— Written request —
Go through the entries below and retype them exactly, omitting each picture.

--- Begin Record excerpts ---

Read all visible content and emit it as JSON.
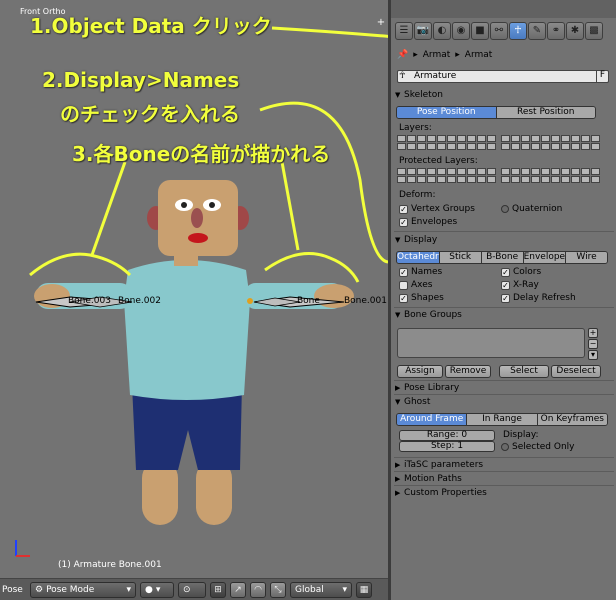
{
  "viewport": {
    "title": "Front Ortho",
    "status": "(1) Armature Bone.001",
    "bones": [
      "Bone.003",
      "Bone.002",
      "Bone",
      "Bone.001"
    ]
  },
  "annotations": {
    "step1": "1.Object Data クリック",
    "step2_line1": "2.Display>Names",
    "step2_line2": "のチェックを入れる",
    "step3": "3.各Boneの名前が描かれる",
    "color": "#f2ff3c"
  },
  "bottombar": {
    "editor": "Pose",
    "mode": "Pose Mode",
    "orientation": "Global"
  },
  "props": {
    "breadcrumb_a": "Armat",
    "breadcrumb_b": "Armat",
    "name": "Armature",
    "name_tag": "F",
    "skeleton": {
      "header": "Skeleton",
      "pose_position": "Pose Position",
      "rest_position": "Rest Position",
      "layers_label": "Layers:",
      "protected_label": "Protected Layers:",
      "deform_label": "Deform:",
      "vertex_groups": "Vertex Groups",
      "envelopes": "Envelopes",
      "quaternion": "Quaternion"
    },
    "display": {
      "header": "Display",
      "modes": [
        "Octahedr",
        "Stick",
        "B-Bone",
        "Envelope",
        "Wire"
      ],
      "names": "Names",
      "axes": "Axes",
      "shapes": "Shapes",
      "colors": "Colors",
      "xray": "X-Ray",
      "delay_refresh": "Delay Refresh"
    },
    "bone_groups": {
      "header": "Bone Groups",
      "assign": "Assign",
      "remove": "Remove",
      "select": "Select",
      "deselect": "Deselect"
    },
    "pose_library": "Pose Library",
    "ghost": {
      "header": "Ghost",
      "around_frame": "Around Frame",
      "in_range": "In Range",
      "on_keyframes": "On Keyframes",
      "range": "Range: 0",
      "step": "Step: 1",
      "display_label": "Display:",
      "selected_only": "Selected Only"
    },
    "itasc": "iTaSC parameters",
    "motion_paths": "Motion Paths",
    "custom_properties": "Custom Properties"
  }
}
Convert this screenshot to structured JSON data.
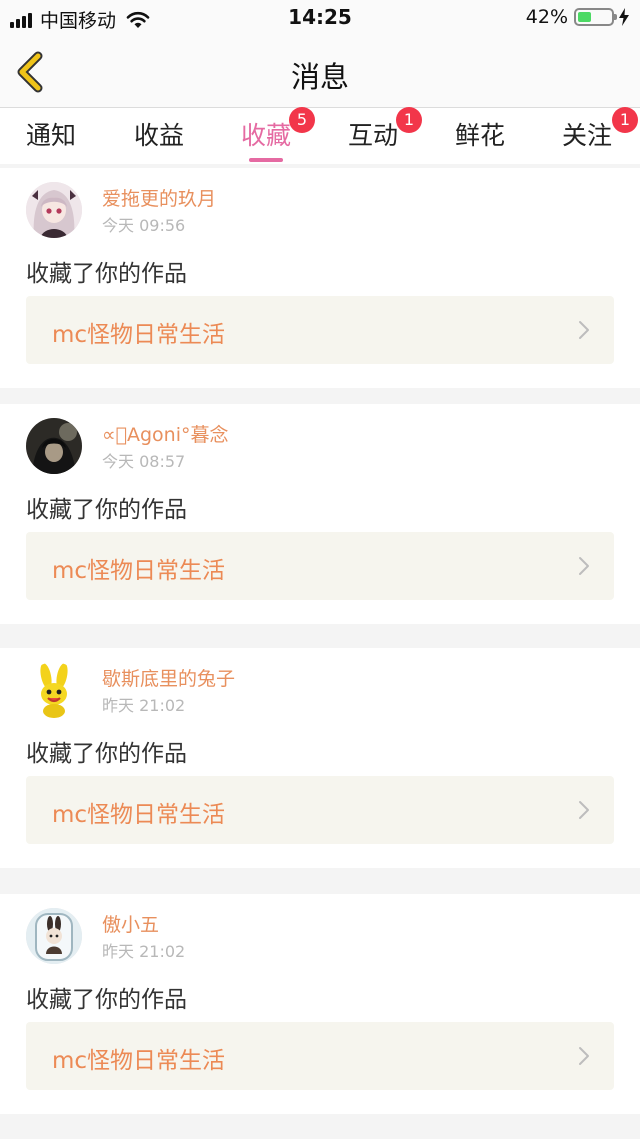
{
  "status_bar": {
    "carrier": "中国移动",
    "time": "14:25",
    "battery_percent": "42%",
    "battery_level": 0.42,
    "icons": [
      "signal-icon",
      "wifi-icon",
      "battery-icon",
      "charging-bolt-icon"
    ]
  },
  "nav": {
    "title": "消息",
    "back_icon": "chevron-left-icon",
    "accent_color": "#f0c419"
  },
  "tabs": [
    {
      "label": "通知",
      "badge": ""
    },
    {
      "label": "收益",
      "badge": ""
    },
    {
      "label": "收藏",
      "badge": "5"
    },
    {
      "label": "互动",
      "badge": "1"
    },
    {
      "label": "鲜花",
      "badge": ""
    },
    {
      "label": "关注",
      "badge": "1"
    }
  ],
  "active_tab": "收藏",
  "colors": {
    "active_tab": "#e56aa2",
    "badge": "#f2364a",
    "username": "#e8905e",
    "work_title": "#ec8a55"
  },
  "notifications": [
    {
      "username": "爱拖更的玖月",
      "time": "今天 09:56",
      "action": "收藏了你的作品",
      "work": "mc怪物日常生活"
    },
    {
      "username": "∝ﾟAgoni°暮念",
      "time": "今天 08:57",
      "action": "收藏了你的作品",
      "work": "mc怪物日常生活"
    },
    {
      "username": "歇斯底里的兔子",
      "time": "昨天 21:02",
      "action": "收藏了你的作品",
      "work": "mc怪物日常生活"
    },
    {
      "username": "傲小五",
      "time": "昨天 21:02",
      "action": "收藏了你的作品",
      "work": "mc怪物日常生活"
    }
  ]
}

--- End Record excerpts ---

— Problem solution —
Read all visible content and emit it as JSON.
{
  "viewport": {
    "title": "Front Ortho",
    "status": "(1) Armature Bone.001",
    "bones": [
      "Bone.003",
      "Bone.002",
      "Bone",
      "Bone.001"
    ]
  },
  "annotations": {
    "step1": "1.Object Data クリック",
    "step2_line1": "2.Display>Names",
    "step2_line2": "のチェックを入れる",
    "step3": "3.各Boneの名前が描かれる",
    "color": "#f2ff3c"
  },
  "bottombar": {
    "editor": "Pose",
    "mode": "Pose Mode",
    "orientation": "Global"
  },
  "props": {
    "breadcrumb_a": "Armat",
    "breadcrumb_b": "Armat",
    "name": "Armature",
    "name_tag": "F",
    "skeleton": {
      "header": "Skeleton",
      "pose_position": "Pose Position",
      "rest_position": "Rest Position",
      "layers_label": "Layers:",
      "protected_label": "Protected Layers:",
      "deform_label": "Deform:",
      "vertex_groups": "Vertex Groups",
      "envelopes": "Envelopes",
      "quaternion": "Quaternion"
    },
    "display": {
      "header": "Display",
      "modes": [
        "Octahedr",
        "Stick",
        "B-Bone",
        "Envelope",
        "Wire"
      ],
      "names": "Names",
      "axes": "Axes",
      "shapes": "Shapes",
      "colors": "Colors",
      "xray": "X-Ray",
      "delay_refresh": "Delay Refresh"
    },
    "bone_groups": {
      "header": "Bone Groups",
      "assign": "Assign",
      "remove": "Remove",
      "select": "Select",
      "deselect": "Deselect"
    },
    "pose_library": "Pose Library",
    "ghost": {
      "header": "Ghost",
      "around_frame": "Around Frame",
      "in_range": "In Range",
      "on_keyframes": "On Keyframes",
      "range": "Range: 0",
      "step": "Step: 1",
      "display_label": "Display:",
      "selected_only": "Selected Only"
    },
    "itasc": "iTaSC parameters",
    "motion_paths": "Motion Paths",
    "custom_properties": "Custom Properties"
  }
}
Convert this screenshot to structured JSON data.
{
  "status_bar": {
    "carrier": "中国移动",
    "time": "14:25",
    "battery_percent": "42%",
    "battery_level": 0.42,
    "icons": [
      "signal-icon",
      "wifi-icon",
      "battery-icon",
      "charging-bolt-icon"
    ]
  },
  "nav": {
    "title": "消息",
    "back_icon": "chevron-left-icon",
    "accent_color": "#f0c419"
  },
  "tabs": [
    {
      "label": "通知",
      "badge": ""
    },
    {
      "label": "收益",
      "badge": ""
    },
    {
      "label": "收藏",
      "badge": "5"
    },
    {
      "label": "互动",
      "badge": "1"
    },
    {
      "label": "鲜花",
      "badge": ""
    },
    {
      "label": "关注",
      "badge": "1"
    }
  ],
  "active_tab": "收藏",
  "colors": {
    "active_tab": "#e56aa2",
    "badge": "#f2364a",
    "username": "#e8905e",
    "work_title": "#ec8a55"
  },
  "notifications": [
    {
      "username": "爱拖更的玖月",
      "time": "今天 09:56",
      "action": "收藏了你的作品",
      "work": "mc怪物日常生活"
    },
    {
      "username": "∝ﾟAgoni°暮念",
      "time": "今天 08:57",
      "action": "收藏了你的作品",
      "work": "mc怪物日常生活"
    },
    {
      "username": "歇斯底里的兔子",
      "time": "昨天 21:02",
      "action": "收藏了你的作品",
      "work": "mc怪物日常生活"
    },
    {
      "username": "傲小五",
      "time": "昨天 21:02",
      "action": "收藏了你的作品",
      "work": "mc怪物日常生活"
    }
  ]
}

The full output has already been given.